_PROBLEM:_ Reproduce the material in full, exactly as written.
___ LISTED RECORDS ___
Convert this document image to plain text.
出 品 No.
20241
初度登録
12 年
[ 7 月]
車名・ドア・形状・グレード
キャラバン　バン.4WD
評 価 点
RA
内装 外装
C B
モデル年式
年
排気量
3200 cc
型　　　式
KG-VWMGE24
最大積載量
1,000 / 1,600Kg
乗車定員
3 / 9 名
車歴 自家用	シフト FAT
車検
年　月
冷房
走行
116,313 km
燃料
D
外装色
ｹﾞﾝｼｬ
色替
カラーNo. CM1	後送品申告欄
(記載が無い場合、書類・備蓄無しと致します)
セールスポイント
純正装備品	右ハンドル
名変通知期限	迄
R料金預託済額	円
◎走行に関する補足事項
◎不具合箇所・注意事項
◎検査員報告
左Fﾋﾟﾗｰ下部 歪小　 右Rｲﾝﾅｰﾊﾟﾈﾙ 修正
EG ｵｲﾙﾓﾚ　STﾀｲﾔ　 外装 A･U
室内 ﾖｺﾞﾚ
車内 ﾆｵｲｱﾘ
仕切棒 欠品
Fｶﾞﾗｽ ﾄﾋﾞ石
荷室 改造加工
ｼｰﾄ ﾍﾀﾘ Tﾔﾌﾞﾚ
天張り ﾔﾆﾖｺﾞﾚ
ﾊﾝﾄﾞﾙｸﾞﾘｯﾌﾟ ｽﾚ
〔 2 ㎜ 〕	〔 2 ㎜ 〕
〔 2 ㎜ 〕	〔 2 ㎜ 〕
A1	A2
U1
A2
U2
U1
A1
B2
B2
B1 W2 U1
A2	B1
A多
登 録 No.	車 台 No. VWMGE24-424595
___
_TASK OUTPUT:_
Convert this document image to plain text.
出 品 No.
20241
初度登録
12 年
[ 7 月]
車名・ドア・形状・グレード
キャラバン　バン.4WD
評 価 点
RA
内装 外装
C B
モデル年式
年
排気量
3200 cc
型　　　式
KG-VWMGE24
最大積載量
1,000 / 1,600Kg
乗車定員
3 / 9 名
車歴 自家用	シフト FAT
車検
年　月
冷房
走行
116,313 km
燃料
D
外装色
ｹﾞﾝｼｬ
色替
カラーNo. CM1	後送品申告欄
(記載が無い場合、書類・備蓄無しと致します)
セールスポイント
純正装備品	右ハンドル
名変通知期限	迄
R料金預託済額	円
◎走行に関する補足事項
◎不具合箇所・注意事項
◎検査員報告
左Fﾋﾟﾗｰ下部 歪小　 右Rｲﾝﾅｰﾊﾟﾈﾙ 修正
EG ｵｲﾙﾓﾚ　STﾀｲﾔ　 外装 A･U
室内 ﾖｺﾞﾚ
車内 ﾆｵｲｱﾘ
仕切棒 欠品
Fｶﾞﾗｽ ﾄﾋﾞ石
荷室 改造加工
ｼｰﾄ ﾍﾀﾘ Tﾔﾌﾞﾚ
天張り ﾔﾆﾖｺﾞﾚ
ﾊﾝﾄﾞﾙｸﾞﾘｯﾌﾟ ｽﾚ
〔 2 ㎜ 〕	〔 2 ㎜ 〕
〔 2 ㎜ 〕	〔 2 ㎜ 〕
A1	A2
U1
A2
U2
U1
A1
B2
B2
B1 W2 U1
A2	B1
A多
登 録 No.	車 台 No. VWMGE24-424595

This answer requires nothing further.